■ **Problem to work on**
Extract the whole listing as it stands. Do not include the pictures.

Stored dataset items

::::::::

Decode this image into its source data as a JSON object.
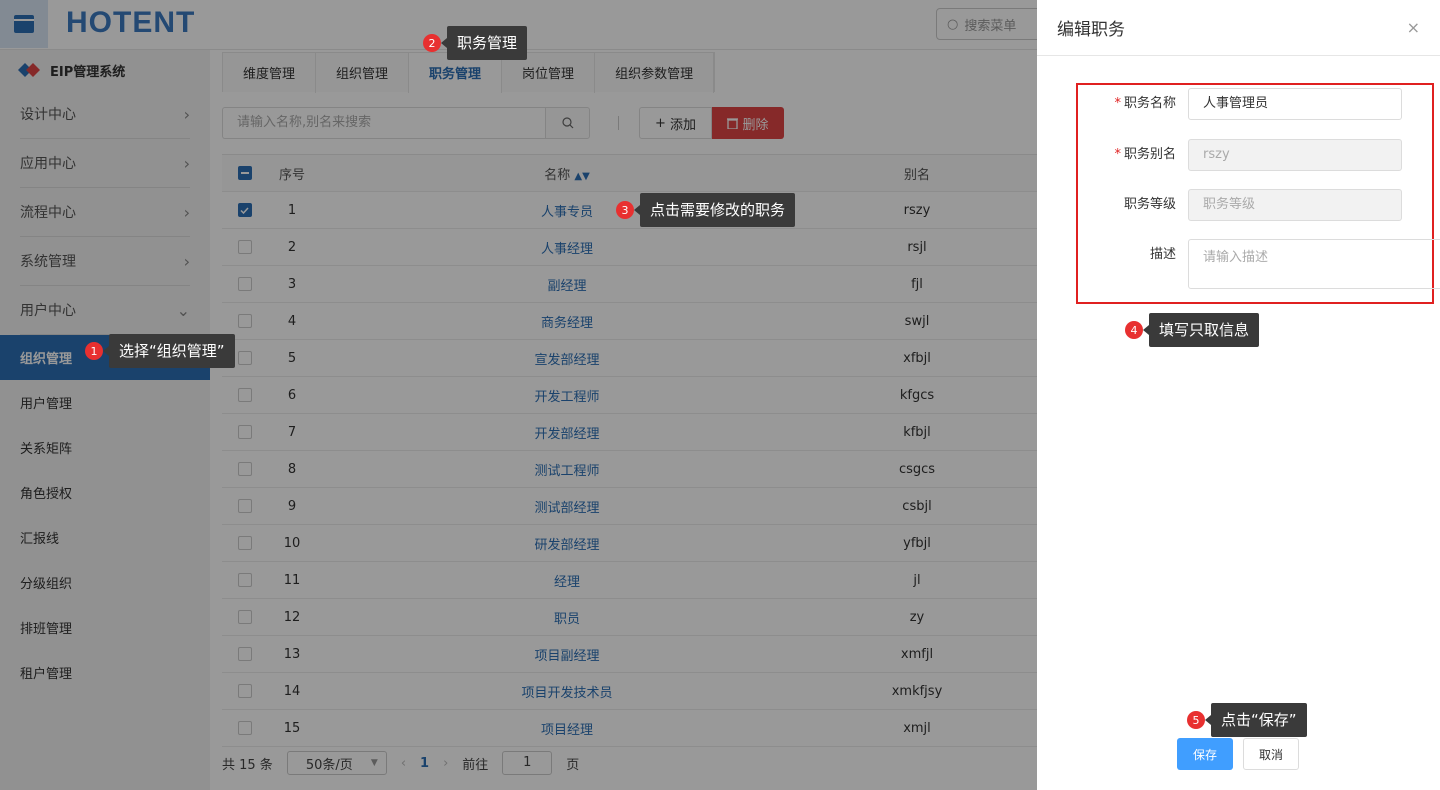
{
  "header": {
    "logo": "HOTENT",
    "search_placeholder": "搜索菜单"
  },
  "sidebar": {
    "brand": "EIP管理系统",
    "groups": [
      {
        "label": "设计中心",
        "chevron": "right"
      },
      {
        "label": "应用中心",
        "chevron": "right"
      },
      {
        "label": "流程中心",
        "chevron": "right"
      },
      {
        "label": "系统管理",
        "chevron": "right"
      },
      {
        "label": "用户中心",
        "chevron": "down"
      }
    ],
    "active_item": "组织管理",
    "items": [
      "用户管理",
      "关系矩阵",
      "角色授权",
      "汇报线",
      "分级组织",
      "排班管理",
      "租户管理"
    ]
  },
  "tabs": [
    "维度管理",
    "组织管理",
    "职务管理",
    "岗位管理",
    "组织参数管理"
  ],
  "active_tab": "职务管理",
  "toolbar": {
    "search_placeholder": "请输入名称,别名来搜索",
    "add_label": "添加",
    "delete_label": "删除"
  },
  "table": {
    "headers": {
      "index": "序号",
      "name": "名称",
      "alias": "别名"
    },
    "rows": [
      {
        "index": "1",
        "name": "人事专员",
        "alias": "rszy",
        "checked": true
      },
      {
        "index": "2",
        "name": "人事经理",
        "alias": "rsjl",
        "checked": false
      },
      {
        "index": "3",
        "name": "副经理",
        "alias": "fjl",
        "checked": false
      },
      {
        "index": "4",
        "name": "商务经理",
        "alias": "swjl",
        "checked": false
      },
      {
        "index": "5",
        "name": "宣发部经理",
        "alias": "xfbjl",
        "checked": false
      },
      {
        "index": "6",
        "name": "开发工程师",
        "alias": "kfgcs",
        "checked": false
      },
      {
        "index": "7",
        "name": "开发部经理",
        "alias": "kfbjl",
        "checked": false
      },
      {
        "index": "8",
        "name": "测试工程师",
        "alias": "csgcs",
        "checked": false
      },
      {
        "index": "9",
        "name": "测试部经理",
        "alias": "csbjl",
        "checked": false
      },
      {
        "index": "10",
        "name": "研发部经理",
        "alias": "yfbjl",
        "checked": false
      },
      {
        "index": "11",
        "name": "经理",
        "alias": "jl",
        "checked": false
      },
      {
        "index": "12",
        "name": "职员",
        "alias": "zy",
        "checked": false
      },
      {
        "index": "13",
        "name": "项目副经理",
        "alias": "xmfjl",
        "checked": false
      },
      {
        "index": "14",
        "name": "项目开发技术员",
        "alias": "xmkfjsy",
        "checked": false
      },
      {
        "index": "15",
        "name": "项目经理",
        "alias": "xmjl",
        "checked": false
      }
    ]
  },
  "pager": {
    "total": "共 15 条",
    "page_size": "50条/页",
    "current": "1",
    "goto_label": "前往",
    "goto_value": "1",
    "page_suffix": "页"
  },
  "drawer": {
    "title": "编辑职务",
    "fields": {
      "name_label": "职务名称",
      "name_value": "人事管理员",
      "alias_label": "职务别名",
      "alias_value": "rszy",
      "level_label": "职务等级",
      "level_placeholder": "职务等级",
      "desc_label": "描述",
      "desc_placeholder": "请输入描述"
    },
    "save_label": "保存",
    "cancel_label": "取消"
  },
  "callouts": [
    {
      "num": "1",
      "text": "选择“组织管理”"
    },
    {
      "num": "2",
      "text": "职务管理"
    },
    {
      "num": "3",
      "text": "点击需要修改的职务"
    },
    {
      "num": "4",
      "text": "填写只取信息"
    },
    {
      "num": "5",
      "text": "点击“保存”"
    }
  ],
  "colors": {
    "primary": "#2c6fb5",
    "danger": "#e04545",
    "save": "#409eff",
    "highlight_border": "#e02020"
  }
}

::::::::

■ **Solution to this task**
Decode this image into its source data as a JSON object.
{
  "header": {
    "logo": "HOTENT",
    "search_placeholder": "搜索菜单"
  },
  "sidebar": {
    "brand": "EIP管理系统",
    "groups": [
      {
        "label": "设计中心",
        "chevron": "right"
      },
      {
        "label": "应用中心",
        "chevron": "right"
      },
      {
        "label": "流程中心",
        "chevron": "right"
      },
      {
        "label": "系统管理",
        "chevron": "right"
      },
      {
        "label": "用户中心",
        "chevron": "down"
      }
    ],
    "active_item": "组织管理",
    "items": [
      "用户管理",
      "关系矩阵",
      "角色授权",
      "汇报线",
      "分级组织",
      "排班管理",
      "租户管理"
    ]
  },
  "tabs": [
    "维度管理",
    "组织管理",
    "职务管理",
    "岗位管理",
    "组织参数管理"
  ],
  "active_tab": "职务管理",
  "toolbar": {
    "search_placeholder": "请输入名称,别名来搜索",
    "add_label": "添加",
    "delete_label": "删除"
  },
  "table": {
    "headers": {
      "index": "序号",
      "name": "名称",
      "alias": "别名"
    },
    "rows": [
      {
        "index": "1",
        "name": "人事专员",
        "alias": "rszy",
        "checked": true
      },
      {
        "index": "2",
        "name": "人事经理",
        "alias": "rsjl",
        "checked": false
      },
      {
        "index": "3",
        "name": "副经理",
        "alias": "fjl",
        "checked": false
      },
      {
        "index": "4",
        "name": "商务经理",
        "alias": "swjl",
        "checked": false
      },
      {
        "index": "5",
        "name": "宣发部经理",
        "alias": "xfbjl",
        "checked": false
      },
      {
        "index": "6",
        "name": "开发工程师",
        "alias": "kfgcs",
        "checked": false
      },
      {
        "index": "7",
        "name": "开发部经理",
        "alias": "kfbjl",
        "checked": false
      },
      {
        "index": "8",
        "name": "测试工程师",
        "alias": "csgcs",
        "checked": false
      },
      {
        "index": "9",
        "name": "测试部经理",
        "alias": "csbjl",
        "checked": false
      },
      {
        "index": "10",
        "name": "研发部经理",
        "alias": "yfbjl",
        "checked": false
      },
      {
        "index": "11",
        "name": "经理",
        "alias": "jl",
        "checked": false
      },
      {
        "index": "12",
        "name": "职员",
        "alias": "zy",
        "checked": false
      },
      {
        "index": "13",
        "name": "项目副经理",
        "alias": "xmfjl",
        "checked": false
      },
      {
        "index": "14",
        "name": "项目开发技术员",
        "alias": "xmkfjsy",
        "checked": false
      },
      {
        "index": "15",
        "name": "项目经理",
        "alias": "xmjl",
        "checked": false
      }
    ]
  },
  "pager": {
    "total": "共 15 条",
    "page_size": "50条/页",
    "current": "1",
    "goto_label": "前往",
    "goto_value": "1",
    "page_suffix": "页"
  },
  "drawer": {
    "title": "编辑职务",
    "fields": {
      "name_label": "职务名称",
      "name_value": "人事管理员",
      "alias_label": "职务别名",
      "alias_value": "rszy",
      "level_label": "职务等级",
      "level_placeholder": "职务等级",
      "desc_label": "描述",
      "desc_placeholder": "请输入描述"
    },
    "save_label": "保存",
    "cancel_label": "取消"
  },
  "callouts": [
    {
      "num": "1",
      "text": "选择“组织管理”"
    },
    {
      "num": "2",
      "text": "职务管理"
    },
    {
      "num": "3",
      "text": "点击需要修改的职务"
    },
    {
      "num": "4",
      "text": "填写只取信息"
    },
    {
      "num": "5",
      "text": "点击“保存”"
    }
  ],
  "colors": {
    "primary": "#2c6fb5",
    "danger": "#e04545",
    "save": "#409eff",
    "highlight_border": "#e02020"
  }
}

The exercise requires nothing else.